> **Data for processing**:
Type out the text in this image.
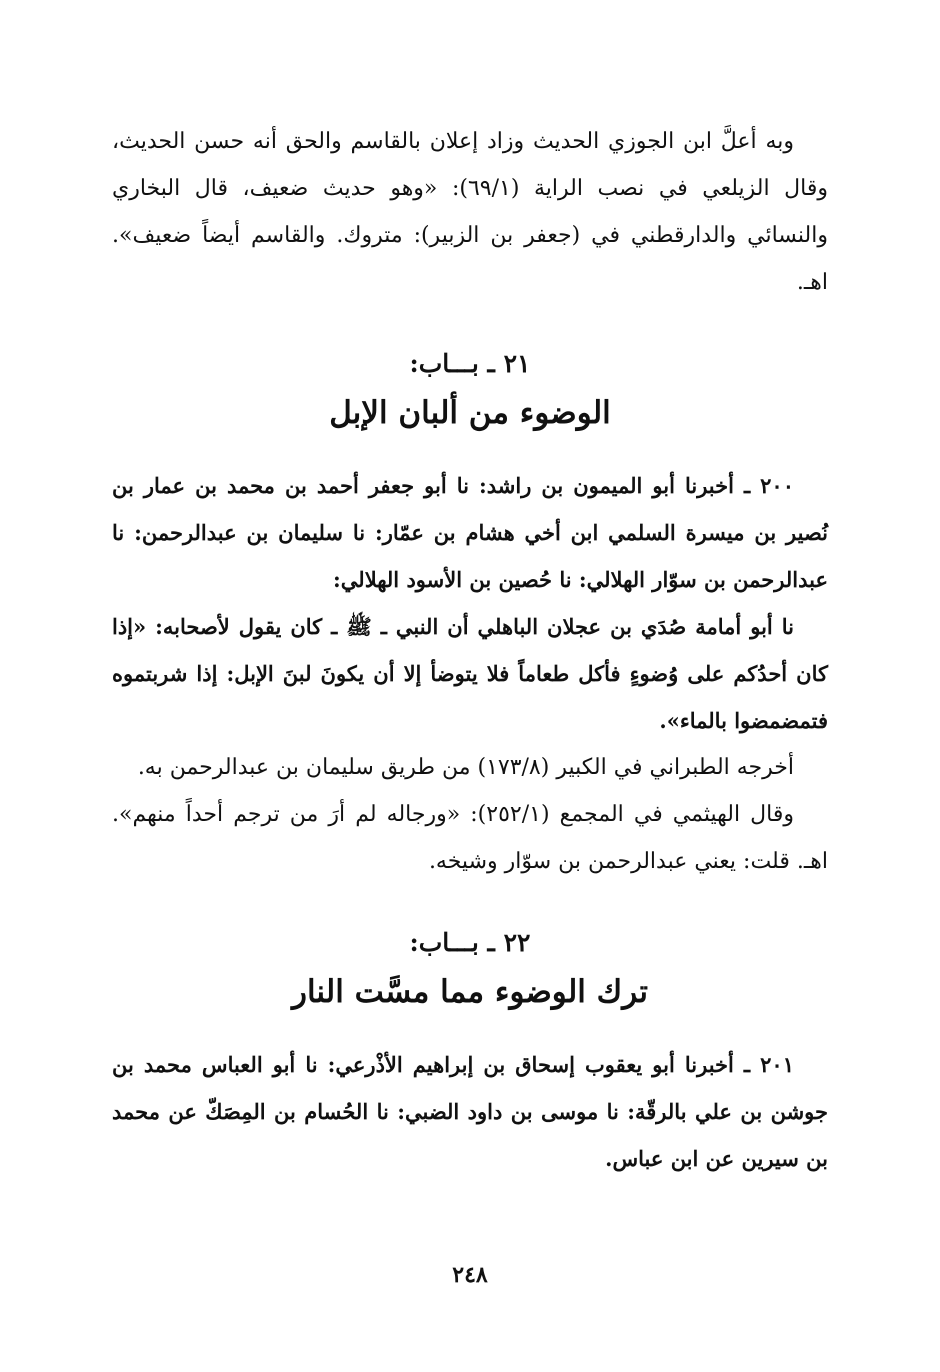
وبه أعلَّ ابن الجوزي الحديث وزاد إعلان بالقاسم والحق أنه حسن الحديث، وقال الزيلعي في نصب الراية (٦٩/١): «وهو حديث ضعيف، قال البخاري والنسائي والدارقطني في (جعفر بن الزبير): متروك. والقاسم أيضاً ضعيف». اهـ.

٢١ ـ بـــاب:
الوضوء من ألبان الإبل

٢٠٠ ـ أخبرنا أبو الميمون بن راشد: نا أبو جعفر أحمد بن محمد بن عمار بن نُصير بن ميسرة السلمي ابن أخي هشام بن عمّار: نا سليمان بن عبدالرحمن: نا عبدالرحمن بن سوّار الهلالي: نا حُصين بن الأسود الهلالي:

نا أبو أمامة صُدَي بن عجلان الباهلي أن النبي ـ ﷺ ـ كان يقول لأصحابه: «إذا كان أحدُكم على وُضوءٍ فأكل طعاماً فلا يتوضأ إلا أن يكونَ لبنَ الإبل: إذا شربتموه فتمضمضوا بالماء».

أخرجه الطبراني في الكبير (١٧٣/٨) من طريق سليمان بن عبدالرحمن به.

وقال الهيثمي في المجمع (٢٥٢/١): «ورجاله لم أرَ من ترجم أحداً منهم». اهـ. قلت: يعني عبدالرحمن بن سوّار وشيخه.

٢٢ ـ بـــاب:
ترك الوضوء مما مسَّت النار

٢٠١ ـ أخبرنا أبو يعقوب إسحاق بن إبراهيم الأذْرعي: نا أبو العباس محمد بن جوشن بن علي بالرقّة: نا موسى بن داود الضبي: نا الحُسام بن المِصَكّ عن محمد بن سيرين عن ابن عباس.

٢٤٨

> **Task prompt**:
Copy out every line of the data that includes "سليمان".

> **Correct answer**:
٢٠٠ ـ أخبرنا أبو الميمون بن راشد: نا أبو جعفر أحمد بن محمد بن عمار بن نُصير بن ميسرة السلمي ابن أخي هشام بن عمّار: نا سليمان بن عبدالرحمن: نا عبدالرحمن بن سوّار الهلالي: نا حُصين بن الأسود الهلالي:
أخرجه الطبراني في الكبير (١٧٣/٨) من طريق سليمان بن عبدالرحمن به.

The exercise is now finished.